**THE REQUEST:**
Write the material out again exactly as it stands.

-- START OF ENTRIES SHOWN --

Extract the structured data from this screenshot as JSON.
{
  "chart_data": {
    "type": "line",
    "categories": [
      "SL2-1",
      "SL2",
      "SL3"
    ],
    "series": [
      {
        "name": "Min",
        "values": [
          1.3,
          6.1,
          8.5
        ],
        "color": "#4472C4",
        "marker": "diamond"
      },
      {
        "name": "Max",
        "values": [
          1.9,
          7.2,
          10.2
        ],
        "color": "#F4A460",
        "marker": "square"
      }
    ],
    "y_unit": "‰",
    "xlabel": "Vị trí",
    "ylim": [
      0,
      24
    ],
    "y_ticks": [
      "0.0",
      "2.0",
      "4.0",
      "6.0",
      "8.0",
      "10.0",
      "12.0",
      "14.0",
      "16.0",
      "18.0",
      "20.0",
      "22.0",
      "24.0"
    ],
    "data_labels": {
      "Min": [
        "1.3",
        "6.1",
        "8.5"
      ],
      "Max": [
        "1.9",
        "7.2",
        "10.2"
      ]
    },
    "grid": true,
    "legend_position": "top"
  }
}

-- END OF ENTRIES SHOWN --

**PROBLEM SOLUTION:**
Extract the structured data from this screenshot as JSON.
{
  "chart_data": {
    "type": "line",
    "categories": [
      "SL2-1",
      "SL2",
      "SL3"
    ],
    "series": [
      {
        "name": "Min",
        "values": [
          1.3,
          6.1,
          8.5
        ],
        "color": "#4472C4",
        "marker": "diamond"
      },
      {
        "name": "Max",
        "values": [
          1.9,
          7.2,
          10.2
        ],
        "color": "#F4A460",
        "marker": "square"
      }
    ],
    "y_unit": "‰",
    "xlabel": "Vị trí",
    "ylim": [
      0,
      24
    ],
    "y_ticks": [
      "0.0",
      "2.0",
      "4.0",
      "6.0",
      "8.0",
      "10.0",
      "12.0",
      "14.0",
      "16.0",
      "18.0",
      "20.0",
      "22.0",
      "24.0"
    ],
    "data_labels": {
      "Min": [
        "1.3",
        "6.1",
        "8.5"
      ],
      "Max": [
        "1.9",
        "7.2",
        "10.2"
      ]
    },
    "grid": true,
    "legend_position": "top"
  }
}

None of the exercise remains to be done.